Problem to solve:
Pull every "Charchan" line out of the data below.
————
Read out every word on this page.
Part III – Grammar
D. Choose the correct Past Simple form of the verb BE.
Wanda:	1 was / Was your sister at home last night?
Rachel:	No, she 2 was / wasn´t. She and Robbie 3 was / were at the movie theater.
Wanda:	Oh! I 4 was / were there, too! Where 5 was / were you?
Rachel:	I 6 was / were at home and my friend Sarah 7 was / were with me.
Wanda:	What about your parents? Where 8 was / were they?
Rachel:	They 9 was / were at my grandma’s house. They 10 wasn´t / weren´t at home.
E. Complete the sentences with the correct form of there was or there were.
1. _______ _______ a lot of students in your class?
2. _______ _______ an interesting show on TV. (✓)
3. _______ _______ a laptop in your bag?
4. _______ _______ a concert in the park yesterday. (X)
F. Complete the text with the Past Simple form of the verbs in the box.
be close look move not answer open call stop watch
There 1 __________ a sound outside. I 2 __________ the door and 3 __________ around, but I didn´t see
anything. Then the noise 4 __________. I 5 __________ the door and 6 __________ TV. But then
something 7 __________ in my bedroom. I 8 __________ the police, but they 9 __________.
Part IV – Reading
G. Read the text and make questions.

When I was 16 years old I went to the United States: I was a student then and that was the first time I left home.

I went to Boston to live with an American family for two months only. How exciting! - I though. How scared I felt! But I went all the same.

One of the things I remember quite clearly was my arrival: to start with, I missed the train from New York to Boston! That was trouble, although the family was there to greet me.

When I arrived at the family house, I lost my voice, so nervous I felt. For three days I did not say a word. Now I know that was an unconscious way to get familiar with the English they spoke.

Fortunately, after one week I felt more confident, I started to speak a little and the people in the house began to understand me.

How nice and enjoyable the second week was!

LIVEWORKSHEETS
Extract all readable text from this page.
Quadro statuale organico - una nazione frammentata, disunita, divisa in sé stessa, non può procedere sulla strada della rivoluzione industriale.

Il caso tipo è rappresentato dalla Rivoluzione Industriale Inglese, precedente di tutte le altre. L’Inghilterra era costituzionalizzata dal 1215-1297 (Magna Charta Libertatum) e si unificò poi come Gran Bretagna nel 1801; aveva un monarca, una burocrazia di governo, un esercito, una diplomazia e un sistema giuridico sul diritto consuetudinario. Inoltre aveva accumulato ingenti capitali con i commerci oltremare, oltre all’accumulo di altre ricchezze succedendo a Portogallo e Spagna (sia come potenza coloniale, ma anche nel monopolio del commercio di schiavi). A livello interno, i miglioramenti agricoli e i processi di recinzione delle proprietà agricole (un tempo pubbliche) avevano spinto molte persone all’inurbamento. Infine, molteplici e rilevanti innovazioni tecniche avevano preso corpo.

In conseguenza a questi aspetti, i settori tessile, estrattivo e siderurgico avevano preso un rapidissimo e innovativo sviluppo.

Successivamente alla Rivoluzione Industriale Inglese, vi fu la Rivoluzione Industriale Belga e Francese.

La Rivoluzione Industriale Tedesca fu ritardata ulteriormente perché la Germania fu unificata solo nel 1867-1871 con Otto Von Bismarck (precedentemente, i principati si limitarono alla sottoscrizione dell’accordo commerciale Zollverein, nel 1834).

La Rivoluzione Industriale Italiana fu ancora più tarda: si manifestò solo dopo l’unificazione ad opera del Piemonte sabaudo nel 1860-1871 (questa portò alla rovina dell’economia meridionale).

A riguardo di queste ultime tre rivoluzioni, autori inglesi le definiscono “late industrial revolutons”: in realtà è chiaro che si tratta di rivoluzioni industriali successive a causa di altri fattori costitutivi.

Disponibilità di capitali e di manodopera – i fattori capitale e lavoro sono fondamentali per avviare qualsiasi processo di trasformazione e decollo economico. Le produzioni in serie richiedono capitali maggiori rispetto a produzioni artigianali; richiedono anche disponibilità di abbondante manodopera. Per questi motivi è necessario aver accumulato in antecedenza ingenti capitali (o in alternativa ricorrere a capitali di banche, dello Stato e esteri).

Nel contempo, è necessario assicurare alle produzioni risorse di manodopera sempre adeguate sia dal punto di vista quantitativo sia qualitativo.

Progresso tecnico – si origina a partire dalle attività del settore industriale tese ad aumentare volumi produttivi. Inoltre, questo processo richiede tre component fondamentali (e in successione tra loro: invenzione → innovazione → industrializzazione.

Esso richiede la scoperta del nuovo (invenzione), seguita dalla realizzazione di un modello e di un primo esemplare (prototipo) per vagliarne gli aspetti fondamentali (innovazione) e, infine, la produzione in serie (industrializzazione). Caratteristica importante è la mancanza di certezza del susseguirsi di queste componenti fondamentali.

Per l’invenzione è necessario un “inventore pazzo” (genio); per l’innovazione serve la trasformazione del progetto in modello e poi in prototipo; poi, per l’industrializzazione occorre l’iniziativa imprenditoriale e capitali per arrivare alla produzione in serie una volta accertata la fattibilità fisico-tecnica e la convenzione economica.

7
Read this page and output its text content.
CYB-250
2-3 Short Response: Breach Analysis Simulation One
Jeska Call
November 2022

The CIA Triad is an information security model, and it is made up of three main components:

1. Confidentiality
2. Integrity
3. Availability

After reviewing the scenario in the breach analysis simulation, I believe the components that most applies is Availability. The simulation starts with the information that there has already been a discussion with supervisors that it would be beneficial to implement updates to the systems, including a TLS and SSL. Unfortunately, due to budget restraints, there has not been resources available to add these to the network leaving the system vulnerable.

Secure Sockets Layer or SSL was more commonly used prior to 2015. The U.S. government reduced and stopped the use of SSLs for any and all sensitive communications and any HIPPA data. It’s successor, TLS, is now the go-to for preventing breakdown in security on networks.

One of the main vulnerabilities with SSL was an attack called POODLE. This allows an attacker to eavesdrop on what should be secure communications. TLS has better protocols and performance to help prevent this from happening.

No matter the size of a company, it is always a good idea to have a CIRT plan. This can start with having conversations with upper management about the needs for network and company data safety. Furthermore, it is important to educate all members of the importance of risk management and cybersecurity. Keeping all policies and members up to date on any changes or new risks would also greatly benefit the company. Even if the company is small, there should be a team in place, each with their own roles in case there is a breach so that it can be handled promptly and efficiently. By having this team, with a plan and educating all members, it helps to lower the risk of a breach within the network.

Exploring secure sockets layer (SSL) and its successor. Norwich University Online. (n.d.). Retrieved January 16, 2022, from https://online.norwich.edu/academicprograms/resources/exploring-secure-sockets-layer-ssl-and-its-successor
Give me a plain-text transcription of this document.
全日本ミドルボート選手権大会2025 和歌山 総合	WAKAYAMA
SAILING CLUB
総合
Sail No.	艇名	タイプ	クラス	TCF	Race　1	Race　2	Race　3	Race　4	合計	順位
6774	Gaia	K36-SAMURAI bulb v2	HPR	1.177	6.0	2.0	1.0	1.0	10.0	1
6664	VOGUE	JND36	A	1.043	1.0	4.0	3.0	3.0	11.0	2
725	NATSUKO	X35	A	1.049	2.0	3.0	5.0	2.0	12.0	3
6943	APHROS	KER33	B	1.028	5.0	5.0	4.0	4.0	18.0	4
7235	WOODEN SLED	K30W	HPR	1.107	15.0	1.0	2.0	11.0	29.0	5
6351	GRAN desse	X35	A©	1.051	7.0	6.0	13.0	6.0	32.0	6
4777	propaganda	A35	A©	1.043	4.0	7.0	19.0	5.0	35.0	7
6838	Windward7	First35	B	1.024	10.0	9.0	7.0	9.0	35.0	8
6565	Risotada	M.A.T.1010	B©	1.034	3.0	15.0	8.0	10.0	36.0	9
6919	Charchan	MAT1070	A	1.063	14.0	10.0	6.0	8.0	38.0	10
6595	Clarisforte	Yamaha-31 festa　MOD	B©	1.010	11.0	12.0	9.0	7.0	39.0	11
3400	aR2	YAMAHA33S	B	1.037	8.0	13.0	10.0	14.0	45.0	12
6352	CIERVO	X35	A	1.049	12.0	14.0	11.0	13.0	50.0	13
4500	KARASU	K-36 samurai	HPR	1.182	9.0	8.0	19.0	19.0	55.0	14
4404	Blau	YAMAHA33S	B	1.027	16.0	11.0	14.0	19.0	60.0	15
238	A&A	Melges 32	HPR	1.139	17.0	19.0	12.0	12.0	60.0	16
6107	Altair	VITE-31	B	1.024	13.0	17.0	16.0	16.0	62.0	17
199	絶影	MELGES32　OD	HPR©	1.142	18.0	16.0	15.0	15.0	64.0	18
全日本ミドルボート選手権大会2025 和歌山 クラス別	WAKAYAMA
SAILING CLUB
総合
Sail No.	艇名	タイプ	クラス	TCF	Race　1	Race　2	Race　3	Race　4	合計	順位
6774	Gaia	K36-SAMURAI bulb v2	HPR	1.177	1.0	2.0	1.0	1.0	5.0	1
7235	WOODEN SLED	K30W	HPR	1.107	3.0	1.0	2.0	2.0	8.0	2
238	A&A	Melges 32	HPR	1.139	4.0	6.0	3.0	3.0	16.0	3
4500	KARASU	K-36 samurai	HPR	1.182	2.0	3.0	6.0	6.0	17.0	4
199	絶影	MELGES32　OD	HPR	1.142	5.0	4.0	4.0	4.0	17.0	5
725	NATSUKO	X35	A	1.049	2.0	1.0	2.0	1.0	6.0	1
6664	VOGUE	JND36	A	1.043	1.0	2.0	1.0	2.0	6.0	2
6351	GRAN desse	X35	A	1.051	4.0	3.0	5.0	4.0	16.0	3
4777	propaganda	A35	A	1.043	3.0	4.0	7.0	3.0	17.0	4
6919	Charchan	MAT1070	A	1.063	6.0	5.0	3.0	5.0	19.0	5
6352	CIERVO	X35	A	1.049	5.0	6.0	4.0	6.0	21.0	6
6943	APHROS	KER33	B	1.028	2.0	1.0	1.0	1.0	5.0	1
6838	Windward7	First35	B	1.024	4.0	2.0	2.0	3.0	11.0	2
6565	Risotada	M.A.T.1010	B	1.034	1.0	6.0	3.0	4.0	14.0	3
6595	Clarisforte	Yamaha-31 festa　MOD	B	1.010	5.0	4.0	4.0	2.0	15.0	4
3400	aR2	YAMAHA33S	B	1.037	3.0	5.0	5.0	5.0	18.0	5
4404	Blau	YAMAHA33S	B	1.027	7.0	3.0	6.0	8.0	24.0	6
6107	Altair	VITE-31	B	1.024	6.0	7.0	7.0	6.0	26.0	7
————
Response:
6919	Charchan	MAT1070	A	1.063	14.0	10.0	6.0	8.0	38.0	10
6919	Charchan	MAT1070	A	1.063	6.0	5.0	3.0	5.0	19.0	5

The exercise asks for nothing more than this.